[Dataset entries on figures]

● ● ● ● ● ● ●

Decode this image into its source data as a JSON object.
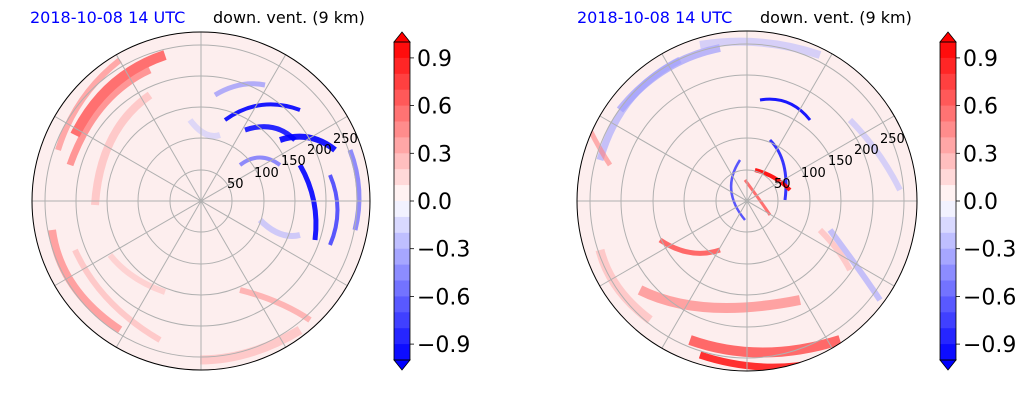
{
  "chart_data": [
    {
      "type": "heatmap",
      "title_date": "2018-10-08 14 UTC",
      "title_var": "down. vent. (9 km)",
      "projection": "polar",
      "radial_ticks": [
        "50",
        "100",
        "150",
        "200",
        "250"
      ],
      "rmax": 270,
      "grid": true,
      "colormap": "bwr",
      "colorbar_ticks": [
        "0.9",
        "0.6",
        "0.3",
        "0.0",
        "−0.3",
        "−0.6",
        "−0.9"
      ],
      "colorbar_range": [
        -1.0,
        1.0
      ]
    },
    {
      "type": "heatmap",
      "title_date": "2018-10-08 14 UTC",
      "title_var": "down. vent. (9 km)",
      "projection": "polar",
      "radial_ticks": [
        "50",
        "100",
        "150",
        "200",
        "250"
      ],
      "rmax": 270,
      "grid": true,
      "colormap": "bwr",
      "colorbar_ticks": [
        "0.9",
        "0.6",
        "0.3",
        "0.0",
        "−0.3",
        "−0.6",
        "−0.9"
      ],
      "colorbar_range": [
        -1.0,
        1.0
      ]
    }
  ],
  "colors": {
    "positive": "#ff0000",
    "negative": "#0000ff",
    "neutral": "#ffffff",
    "title_date": "#0000ff",
    "grid": "#b0b0b0"
  }
}
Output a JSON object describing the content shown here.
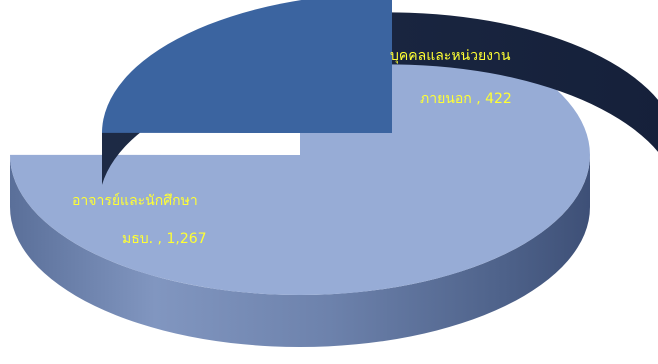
{
  "chart_data": {
    "type": "pie",
    "style": "3d-exploded",
    "title": "",
    "slices": [
      {
        "name": "อาจารย์และนักศึกษา",
        "value": 1267,
        "label_line1": "อาจารย์และนักศึกษา",
        "label_line2": "มธบ. , 1,267",
        "color": "#97acd6",
        "exploded": false
      },
      {
        "name": "บุคคลและหน่วยงานภายนอก",
        "value": 422,
        "label_line1": "บุคคลและหน่วยงาน",
        "label_line2": "ภายนอก  , 422",
        "color": "#3b64a0",
        "exploded": true
      }
    ],
    "label_color": "#ffff33",
    "legend": "none"
  }
}
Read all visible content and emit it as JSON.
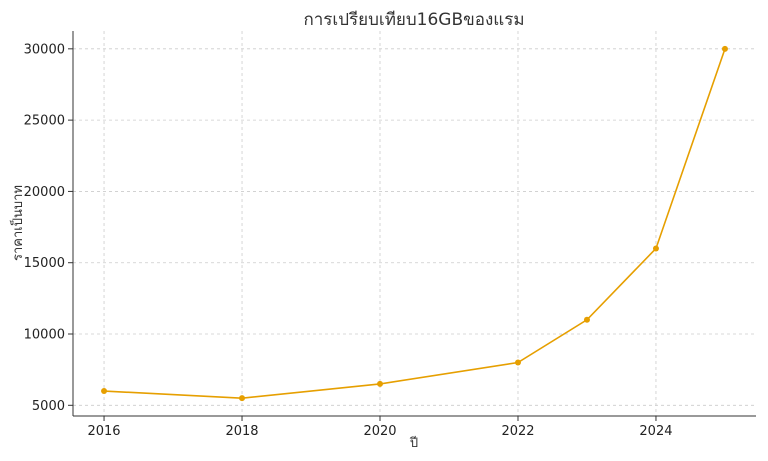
{
  "chart_data": {
    "type": "line",
    "title": "การเปรียบเทียบ16GBของแรม",
    "xlabel": "ปี",
    "ylabel": "ราคาเป็นบาท",
    "x": [
      2016,
      2018,
      2020,
      2022,
      2023,
      2024,
      2025
    ],
    "series": [
      {
        "values": [
          6000,
          5500,
          6500,
          8000,
          11000,
          16000,
          30000
        ]
      }
    ],
    "xticks": [
      2016,
      2018,
      2020,
      2022,
      2024
    ],
    "yticks": [
      5000,
      10000,
      15000,
      20000,
      25000,
      30000
    ],
    "xlim": [
      2015.55,
      2025.45
    ],
    "ylim": [
      4250,
      31250
    ],
    "grid": true,
    "colors": {
      "line": "#E69F00",
      "grid": "#cccccc",
      "axis": "#333333"
    }
  }
}
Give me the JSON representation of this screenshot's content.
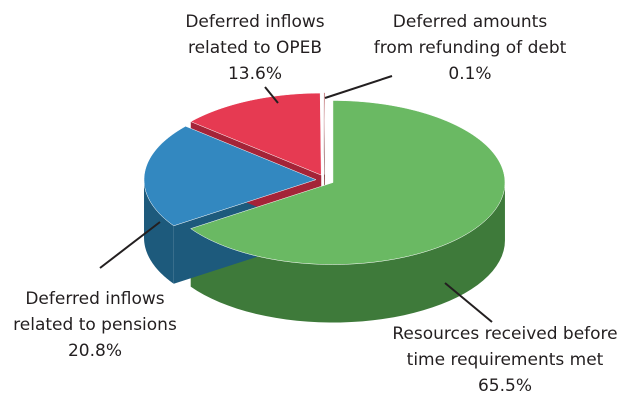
{
  "chart_data": {
    "type": "pie3d",
    "categories": [
      [
        "Resources received before",
        "time requirements met"
      ],
      [
        "Deferred inflows",
        "related to pensions"
      ],
      [
        "Deferred inflows",
        "related to OPEB"
      ],
      [
        "Deferred amounts",
        "from refunding of debt"
      ]
    ],
    "values": [
      65.5,
      20.8,
      13.6,
      0.1
    ],
    "value_labels": [
      "65.5%",
      "20.8%",
      "13.6%",
      "0.1%"
    ],
    "colors": [
      "#6ab963",
      "#3388c0",
      "#e63a52",
      "#a0292e"
    ],
    "side_colors": [
      "#3e7a3a",
      "#1d5a7c",
      "#a42438",
      "#6e1a1d"
    ]
  }
}
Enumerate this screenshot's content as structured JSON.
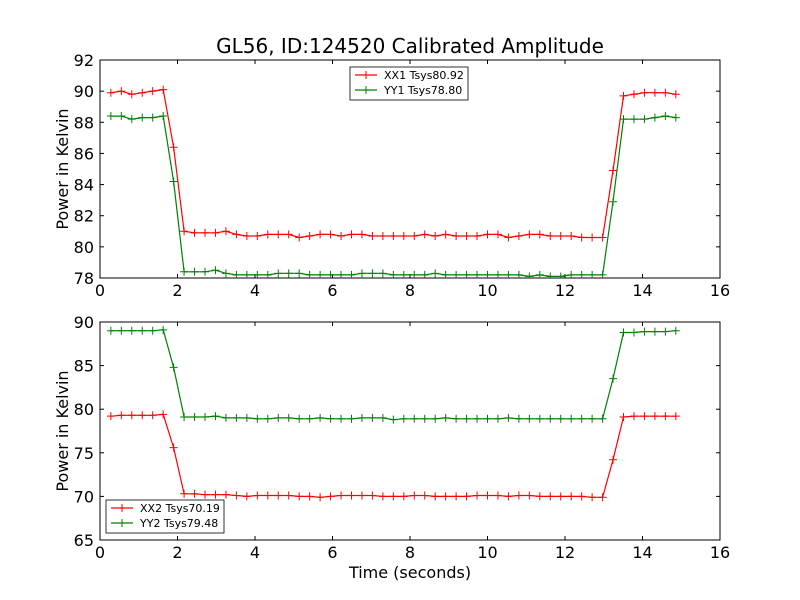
{
  "title": "GL56, ID:124520 Calibrated Amplitude",
  "chart_data": [
    {
      "type": "line",
      "ylabel": "Power in Kelvin",
      "xlim": [
        0,
        16
      ],
      "ylim": [
        78,
        92
      ],
      "xticks": [
        "0",
        "2",
        "4",
        "6",
        "8",
        "10",
        "12",
        "14",
        "16"
      ],
      "yticks": [
        "78",
        "80",
        "82",
        "84",
        "86",
        "88",
        "90",
        "92"
      ],
      "legend_position": "top-center",
      "x": [
        0.28,
        0.55,
        0.82,
        1.09,
        1.36,
        1.63,
        1.9,
        2.17,
        2.44,
        2.71,
        2.98,
        3.25,
        3.52,
        3.79,
        4.06,
        4.33,
        4.6,
        4.87,
        5.14,
        5.41,
        5.68,
        5.95,
        6.22,
        6.49,
        6.76,
        7.03,
        7.3,
        7.57,
        7.84,
        8.11,
        8.38,
        8.65,
        8.92,
        9.19,
        9.46,
        9.73,
        10.0,
        10.27,
        10.54,
        10.81,
        11.08,
        11.35,
        11.62,
        11.89,
        12.16,
        12.43,
        12.7,
        12.97,
        13.24,
        13.51,
        13.78,
        14.05,
        14.32,
        14.59,
        14.86
      ],
      "series": [
        {
          "name": "XX1 Tsys80.92",
          "color": "#ff0000",
          "values": [
            89.9,
            90.0,
            89.8,
            89.9,
            90.0,
            90.1,
            86.4,
            81.0,
            80.9,
            80.9,
            80.9,
            81.0,
            80.8,
            80.7,
            80.7,
            80.8,
            80.8,
            80.8,
            80.6,
            80.7,
            80.8,
            80.8,
            80.7,
            80.8,
            80.8,
            80.7,
            80.7,
            80.7,
            80.7,
            80.7,
            80.8,
            80.7,
            80.8,
            80.7,
            80.7,
            80.7,
            80.8,
            80.8,
            80.6,
            80.7,
            80.8,
            80.8,
            80.7,
            80.7,
            80.7,
            80.6,
            80.6,
            80.6,
            84.9,
            89.7,
            89.8,
            89.9,
            89.9,
            89.9,
            89.8
          ]
        },
        {
          "name": "YY1 Tsys78.80",
          "color": "#008000",
          "values": [
            88.4,
            88.4,
            88.2,
            88.3,
            88.3,
            88.4,
            84.2,
            78.4,
            78.4,
            78.4,
            78.5,
            78.3,
            78.2,
            78.2,
            78.2,
            78.2,
            78.3,
            78.3,
            78.3,
            78.2,
            78.2,
            78.2,
            78.2,
            78.2,
            78.3,
            78.3,
            78.3,
            78.2,
            78.2,
            78.2,
            78.2,
            78.3,
            78.2,
            78.2,
            78.2,
            78.2,
            78.2,
            78.2,
            78.2,
            78.2,
            78.1,
            78.2,
            78.1,
            78.1,
            78.2,
            78.2,
            78.2,
            78.2,
            82.9,
            88.2,
            88.2,
            88.2,
            88.3,
            88.4,
            88.3
          ]
        }
      ]
    },
    {
      "type": "line",
      "xlabel": "Time (seconds)",
      "ylabel": "Power in Kelvin",
      "xlim": [
        0,
        16
      ],
      "ylim": [
        65,
        90
      ],
      "xticks": [
        "0",
        "2",
        "4",
        "6",
        "8",
        "10",
        "12",
        "14",
        "16"
      ],
      "yticks": [
        "65",
        "70",
        "75",
        "80",
        "85",
        "90"
      ],
      "legend_position": "lower-left",
      "x": [
        0.28,
        0.55,
        0.82,
        1.09,
        1.36,
        1.63,
        1.9,
        2.17,
        2.44,
        2.71,
        2.98,
        3.25,
        3.52,
        3.79,
        4.06,
        4.33,
        4.6,
        4.87,
        5.14,
        5.41,
        5.68,
        5.95,
        6.22,
        6.49,
        6.76,
        7.03,
        7.3,
        7.57,
        7.84,
        8.11,
        8.38,
        8.65,
        8.92,
        9.19,
        9.46,
        9.73,
        10.0,
        10.27,
        10.54,
        10.81,
        11.08,
        11.35,
        11.62,
        11.89,
        12.16,
        12.43,
        12.7,
        12.97,
        13.24,
        13.51,
        13.78,
        14.05,
        14.32,
        14.59,
        14.86
      ],
      "series": [
        {
          "name": "XX2 Tsys70.19",
          "color": "#ff0000",
          "values": [
            79.2,
            79.3,
            79.3,
            79.3,
            79.3,
            79.4,
            75.6,
            70.3,
            70.3,
            70.2,
            70.2,
            70.2,
            70.1,
            70.0,
            70.1,
            70.1,
            70.1,
            70.1,
            70.0,
            70.0,
            69.9,
            70.0,
            70.1,
            70.1,
            70.1,
            70.1,
            70.0,
            70.0,
            70.0,
            70.1,
            70.1,
            70.0,
            70.0,
            70.0,
            70.0,
            70.1,
            70.1,
            70.1,
            70.0,
            70.1,
            70.1,
            70.0,
            70.0,
            70.0,
            70.0,
            70.0,
            69.9,
            69.9,
            74.2,
            79.1,
            79.2,
            79.2,
            79.2,
            79.2,
            79.2
          ]
        },
        {
          "name": "YY2 Tsys79.48",
          "color": "#008000",
          "values": [
            89.0,
            89.0,
            89.0,
            89.0,
            89.0,
            89.1,
            84.8,
            79.1,
            79.1,
            79.1,
            79.2,
            79.0,
            79.0,
            79.0,
            78.9,
            78.9,
            79.0,
            79.0,
            78.9,
            78.9,
            79.0,
            78.9,
            78.9,
            78.9,
            79.0,
            79.0,
            79.0,
            78.8,
            78.9,
            78.9,
            78.9,
            78.9,
            79.0,
            78.9,
            78.9,
            78.9,
            78.9,
            78.9,
            79.0,
            78.9,
            78.9,
            78.9,
            78.9,
            78.9,
            78.9,
            78.9,
            78.9,
            78.9,
            83.5,
            88.8,
            88.8,
            88.9,
            88.9,
            88.9,
            89.0
          ]
        }
      ]
    }
  ]
}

● ● ● ● ● ● ●

**Problem to work on**
Using the records above, list each line that includes "คคลและหน".

**Response to the exercise**
        "name": "บุคคลและหน่วยงานภายนอก",
        "label_line1": "บุคคลและหน่วยงาน",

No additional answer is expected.